(Dataset rows)

■ ■ ■

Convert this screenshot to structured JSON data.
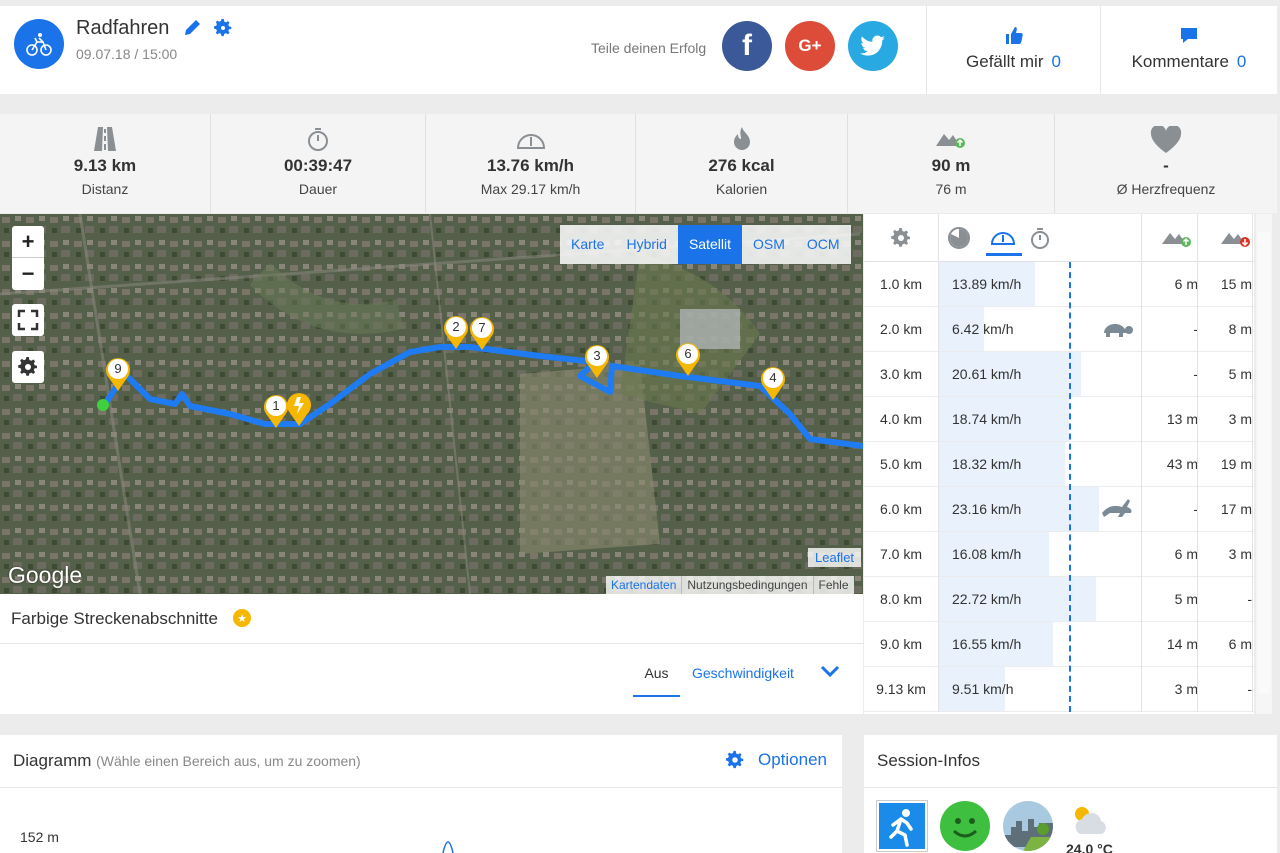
{
  "header": {
    "title": "Radfahren",
    "date": "09.07.18 / 15:00",
    "share_label": "Teile deinen Erfolg",
    "social": {
      "facebook": "f",
      "googleplus": "G+",
      "twitter": "twitter-bird-icon"
    },
    "likes": {
      "label": "Gefällt mir",
      "count": "0"
    },
    "comments": {
      "label": "Kommentare",
      "count": "0"
    }
  },
  "stats": [
    {
      "icon": "road-icon",
      "value": "9.13 km",
      "label": "Distanz"
    },
    {
      "icon": "stopwatch-icon",
      "value": "00:39:47",
      "label": "Dauer"
    },
    {
      "icon": "speedometer-icon",
      "value": "13.76 km/h",
      "label": "Max 29.17 km/h"
    },
    {
      "icon": "flame-icon",
      "value": "276 kcal",
      "label": "Kalorien"
    },
    {
      "icon": "elevation-up-icon",
      "value": "90 m",
      "label": "76 m"
    },
    {
      "icon": "heart-icon",
      "value": "-",
      "label": "Ø Herzfrequenz"
    }
  ],
  "map": {
    "layers": [
      "Karte",
      "Hybrid",
      "Satellit",
      "OSM",
      "OCM"
    ],
    "active_layer": "Satellit",
    "zoom_in": "+",
    "zoom_out": "−",
    "google": "Google",
    "leaflet": "Leaflet",
    "attribution": [
      "Kartendaten",
      "Nutzungsbedingungen",
      "Fehle"
    ],
    "markers": [
      "1",
      "2",
      "3",
      "4",
      "6",
      "7",
      "9"
    ]
  },
  "sections": {
    "title": "Farbige Streckenabschnitte",
    "option_off": "Aus",
    "option_speed": "Geschwindigkeit"
  },
  "splits": {
    "rows": [
      {
        "km": "1.0 km",
        "speed": "13.89 km/h",
        "fraction": 0.6,
        "up": "6 m",
        "down": "15 m",
        "badge": ""
      },
      {
        "km": "2.0 km",
        "speed": "6.42 km/h",
        "fraction": 0.28,
        "up": "-",
        "down": "8 m",
        "badge": "turtle-icon"
      },
      {
        "km": "3.0 km",
        "speed": "20.61 km/h",
        "fraction": 0.89,
        "up": "-",
        "down": "5 m",
        "badge": ""
      },
      {
        "km": "4.0 km",
        "speed": "18.74 km/h",
        "fraction": 0.81,
        "up": "13 m",
        "down": "3 m",
        "badge": ""
      },
      {
        "km": "5.0 km",
        "speed": "18.32 km/h",
        "fraction": 0.79,
        "up": "43 m",
        "down": "19 m",
        "badge": ""
      },
      {
        "km": "6.0 km",
        "speed": "23.16 km/h",
        "fraction": 1.0,
        "up": "-",
        "down": "17 m",
        "badge": "rabbit-icon"
      },
      {
        "km": "7.0 km",
        "speed": "16.08 km/h",
        "fraction": 0.69,
        "up": "6 m",
        "down": "3 m",
        "badge": ""
      },
      {
        "km": "8.0 km",
        "speed": "22.72 km/h",
        "fraction": 0.98,
        "up": "5 m",
        "down": "-",
        "badge": ""
      },
      {
        "km": "9.0 km",
        "speed": "16.55 km/h",
        "fraction": 0.71,
        "up": "14 m",
        "down": "6 m",
        "badge": ""
      },
      {
        "km": "9.13 km",
        "speed": "9.51 km/h",
        "fraction": 0.41,
        "up": "3 m",
        "down": "-",
        "badge": ""
      }
    ]
  },
  "diagram": {
    "title": "Diagramm",
    "hint": "(Wähle einen Bereich aus, um zu zoomen)",
    "options": "Optionen",
    "y_label": "152 m"
  },
  "session": {
    "title": "Session-Infos",
    "temperature": "24.0 °C"
  },
  "colors": {
    "accent": "#1a73e8",
    "marker": "#f5b700",
    "turtle": "#7b8a95"
  }
}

■ ■ ■

From the records above, how many lines include the word "down"? Only the number is wanted.

10